**Your goal:** You are to retype all of the data exactly as it appears.

**Data supplied:**
* * * * * * * * *
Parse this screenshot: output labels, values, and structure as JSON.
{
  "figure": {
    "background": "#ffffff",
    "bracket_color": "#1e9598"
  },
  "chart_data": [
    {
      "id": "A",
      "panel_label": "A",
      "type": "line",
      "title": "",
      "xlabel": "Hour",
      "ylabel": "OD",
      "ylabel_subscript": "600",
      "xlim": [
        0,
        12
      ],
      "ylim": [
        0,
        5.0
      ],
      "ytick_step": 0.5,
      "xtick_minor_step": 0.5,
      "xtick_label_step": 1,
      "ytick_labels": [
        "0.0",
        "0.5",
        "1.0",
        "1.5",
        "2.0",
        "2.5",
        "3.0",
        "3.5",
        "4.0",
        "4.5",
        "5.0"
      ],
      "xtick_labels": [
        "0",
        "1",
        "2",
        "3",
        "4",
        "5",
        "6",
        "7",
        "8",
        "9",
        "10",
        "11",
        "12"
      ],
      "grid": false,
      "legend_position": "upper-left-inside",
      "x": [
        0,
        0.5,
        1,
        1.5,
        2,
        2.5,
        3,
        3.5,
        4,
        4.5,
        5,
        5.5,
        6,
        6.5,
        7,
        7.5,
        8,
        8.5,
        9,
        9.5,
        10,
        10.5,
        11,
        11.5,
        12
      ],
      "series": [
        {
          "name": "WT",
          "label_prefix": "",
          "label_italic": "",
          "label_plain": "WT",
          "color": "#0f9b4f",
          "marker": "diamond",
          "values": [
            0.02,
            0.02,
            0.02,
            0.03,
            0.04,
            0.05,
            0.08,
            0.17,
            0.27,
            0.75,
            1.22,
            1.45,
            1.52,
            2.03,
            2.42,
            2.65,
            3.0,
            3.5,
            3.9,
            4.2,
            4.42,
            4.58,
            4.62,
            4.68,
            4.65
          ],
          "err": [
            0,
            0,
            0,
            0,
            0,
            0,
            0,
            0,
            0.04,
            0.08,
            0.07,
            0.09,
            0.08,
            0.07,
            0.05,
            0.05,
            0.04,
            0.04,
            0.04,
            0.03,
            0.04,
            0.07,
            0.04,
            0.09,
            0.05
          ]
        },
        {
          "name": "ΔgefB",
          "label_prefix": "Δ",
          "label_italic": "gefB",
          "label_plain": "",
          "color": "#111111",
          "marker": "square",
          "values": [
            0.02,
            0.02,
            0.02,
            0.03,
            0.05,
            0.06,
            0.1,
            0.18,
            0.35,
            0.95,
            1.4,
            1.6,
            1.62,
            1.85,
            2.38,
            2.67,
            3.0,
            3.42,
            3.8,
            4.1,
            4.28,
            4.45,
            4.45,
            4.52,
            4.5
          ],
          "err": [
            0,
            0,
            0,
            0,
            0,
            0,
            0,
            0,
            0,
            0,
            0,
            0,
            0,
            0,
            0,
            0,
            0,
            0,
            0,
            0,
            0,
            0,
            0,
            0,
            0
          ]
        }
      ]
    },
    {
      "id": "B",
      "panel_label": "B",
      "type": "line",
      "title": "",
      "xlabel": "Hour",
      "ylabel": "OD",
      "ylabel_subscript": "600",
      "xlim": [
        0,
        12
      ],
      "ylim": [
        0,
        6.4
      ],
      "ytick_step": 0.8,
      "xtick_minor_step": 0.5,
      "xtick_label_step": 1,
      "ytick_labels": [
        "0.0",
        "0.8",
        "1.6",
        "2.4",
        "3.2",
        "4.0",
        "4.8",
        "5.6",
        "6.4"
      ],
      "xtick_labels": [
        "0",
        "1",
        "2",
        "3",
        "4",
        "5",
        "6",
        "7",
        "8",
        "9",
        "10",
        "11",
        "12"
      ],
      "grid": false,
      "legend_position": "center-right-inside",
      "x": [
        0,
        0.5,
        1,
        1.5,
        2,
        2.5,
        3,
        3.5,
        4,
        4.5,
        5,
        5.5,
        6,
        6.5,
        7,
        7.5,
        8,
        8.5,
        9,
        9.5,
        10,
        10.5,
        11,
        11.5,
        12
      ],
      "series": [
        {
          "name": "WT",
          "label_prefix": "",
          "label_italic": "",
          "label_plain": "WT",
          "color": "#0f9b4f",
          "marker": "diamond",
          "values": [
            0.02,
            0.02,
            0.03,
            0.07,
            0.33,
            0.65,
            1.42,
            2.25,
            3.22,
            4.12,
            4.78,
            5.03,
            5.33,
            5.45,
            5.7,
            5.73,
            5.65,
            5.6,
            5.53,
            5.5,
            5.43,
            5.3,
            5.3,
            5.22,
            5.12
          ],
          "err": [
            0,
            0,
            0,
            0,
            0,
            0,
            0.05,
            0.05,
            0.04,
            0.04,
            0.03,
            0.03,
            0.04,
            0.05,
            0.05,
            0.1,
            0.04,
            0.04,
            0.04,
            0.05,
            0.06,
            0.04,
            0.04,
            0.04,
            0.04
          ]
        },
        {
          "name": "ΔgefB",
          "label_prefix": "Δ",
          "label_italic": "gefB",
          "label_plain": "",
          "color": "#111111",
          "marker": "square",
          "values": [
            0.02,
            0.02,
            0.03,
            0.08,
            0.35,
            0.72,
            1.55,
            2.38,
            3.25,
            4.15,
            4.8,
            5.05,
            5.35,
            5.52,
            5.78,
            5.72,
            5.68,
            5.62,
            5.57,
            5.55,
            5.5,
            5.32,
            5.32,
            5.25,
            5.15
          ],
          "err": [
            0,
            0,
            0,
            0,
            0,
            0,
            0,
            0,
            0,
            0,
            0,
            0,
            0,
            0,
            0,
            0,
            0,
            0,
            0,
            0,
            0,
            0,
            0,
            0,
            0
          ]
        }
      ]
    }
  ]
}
* * * * * * * * *
**Written solution:**
Parse this screenshot: output labels, values, and structure as JSON.
{
  "figure": {
    "background": "#ffffff",
    "bracket_color": "#1e9598"
  },
  "chart_data": [
    {
      "id": "A",
      "panel_label": "A",
      "type": "line",
      "title": "",
      "xlabel": "Hour",
      "ylabel": "OD",
      "ylabel_subscript": "600",
      "xlim": [
        0,
        12
      ],
      "ylim": [
        0,
        5.0
      ],
      "ytick_step": 0.5,
      "xtick_minor_step": 0.5,
      "xtick_label_step": 1,
      "ytick_labels": [
        "0.0",
        "0.5",
        "1.0",
        "1.5",
        "2.0",
        "2.5",
        "3.0",
        "3.5",
        "4.0",
        "4.5",
        "5.0"
      ],
      "xtick_labels": [
        "0",
        "1",
        "2",
        "3",
        "4",
        "5",
        "6",
        "7",
        "8",
        "9",
        "10",
        "11",
        "12"
      ],
      "grid": false,
      "legend_position": "upper-left-inside",
      "x": [
        0,
        0.5,
        1,
        1.5,
        2,
        2.5,
        3,
        3.5,
        4,
        4.5,
        5,
        5.5,
        6,
        6.5,
        7,
        7.5,
        8,
        8.5,
        9,
        9.5,
        10,
        10.5,
        11,
        11.5,
        12
      ],
      "series": [
        {
          "name": "WT",
          "label_prefix": "",
          "label_italic": "",
          "label_plain": "WT",
          "color": "#0f9b4f",
          "marker": "diamond",
          "values": [
            0.02,
            0.02,
            0.02,
            0.03,
            0.04,
            0.05,
            0.08,
            0.17,
            0.27,
            0.75,
            1.22,
            1.45,
            1.52,
            2.03,
            2.42,
            2.65,
            3.0,
            3.5,
            3.9,
            4.2,
            4.42,
            4.58,
            4.62,
            4.68,
            4.65
          ],
          "err": [
            0,
            0,
            0,
            0,
            0,
            0,
            0,
            0,
            0.04,
            0.08,
            0.07,
            0.09,
            0.08,
            0.07,
            0.05,
            0.05,
            0.04,
            0.04,
            0.04,
            0.03,
            0.04,
            0.07,
            0.04,
            0.09,
            0.05
          ]
        },
        {
          "name": "ΔgefB",
          "label_prefix": "Δ",
          "label_italic": "gefB",
          "label_plain": "",
          "color": "#111111",
          "marker": "square",
          "values": [
            0.02,
            0.02,
            0.02,
            0.03,
            0.05,
            0.06,
            0.1,
            0.18,
            0.35,
            0.95,
            1.4,
            1.6,
            1.62,
            1.85,
            2.38,
            2.67,
            3.0,
            3.42,
            3.8,
            4.1,
            4.28,
            4.45,
            4.45,
            4.52,
            4.5
          ],
          "err": [
            0,
            0,
            0,
            0,
            0,
            0,
            0,
            0,
            0,
            0,
            0,
            0,
            0,
            0,
            0,
            0,
            0,
            0,
            0,
            0,
            0,
            0,
            0,
            0,
            0
          ]
        }
      ]
    },
    {
      "id": "B",
      "panel_label": "B",
      "type": "line",
      "title": "",
      "xlabel": "Hour",
      "ylabel": "OD",
      "ylabel_subscript": "600",
      "xlim": [
        0,
        12
      ],
      "ylim": [
        0,
        6.4
      ],
      "ytick_step": 0.8,
      "xtick_minor_step": 0.5,
      "xtick_label_step": 1,
      "ytick_labels": [
        "0.0",
        "0.8",
        "1.6",
        "2.4",
        "3.2",
        "4.0",
        "4.8",
        "5.6",
        "6.4"
      ],
      "xtick_labels": [
        "0",
        "1",
        "2",
        "3",
        "4",
        "5",
        "6",
        "7",
        "8",
        "9",
        "10",
        "11",
        "12"
      ],
      "grid": false,
      "legend_position": "center-right-inside",
      "x": [
        0,
        0.5,
        1,
        1.5,
        2,
        2.5,
        3,
        3.5,
        4,
        4.5,
        5,
        5.5,
        6,
        6.5,
        7,
        7.5,
        8,
        8.5,
        9,
        9.5,
        10,
        10.5,
        11,
        11.5,
        12
      ],
      "series": [
        {
          "name": "WT",
          "label_prefix": "",
          "label_italic": "",
          "label_plain": "WT",
          "color": "#0f9b4f",
          "marker": "diamond",
          "values": [
            0.02,
            0.02,
            0.03,
            0.07,
            0.33,
            0.65,
            1.42,
            2.25,
            3.22,
            4.12,
            4.78,
            5.03,
            5.33,
            5.45,
            5.7,
            5.73,
            5.65,
            5.6,
            5.53,
            5.5,
            5.43,
            5.3,
            5.3,
            5.22,
            5.12
          ],
          "err": [
            0,
            0,
            0,
            0,
            0,
            0,
            0.05,
            0.05,
            0.04,
            0.04,
            0.03,
            0.03,
            0.04,
            0.05,
            0.05,
            0.1,
            0.04,
            0.04,
            0.04,
            0.05,
            0.06,
            0.04,
            0.04,
            0.04,
            0.04
          ]
        },
        {
          "name": "ΔgefB",
          "label_prefix": "Δ",
          "label_italic": "gefB",
          "label_plain": "",
          "color": "#111111",
          "marker": "square",
          "values": [
            0.02,
            0.02,
            0.03,
            0.08,
            0.35,
            0.72,
            1.55,
            2.38,
            3.25,
            4.15,
            4.8,
            5.05,
            5.35,
            5.52,
            5.78,
            5.72,
            5.68,
            5.62,
            5.57,
            5.55,
            5.5,
            5.32,
            5.32,
            5.25,
            5.15
          ],
          "err": [
            0,
            0,
            0,
            0,
            0,
            0,
            0,
            0,
            0,
            0,
            0,
            0,
            0,
            0,
            0,
            0,
            0,
            0,
            0,
            0,
            0,
            0,
            0,
            0,
            0
          ]
        }
      ]
    }
  ]
}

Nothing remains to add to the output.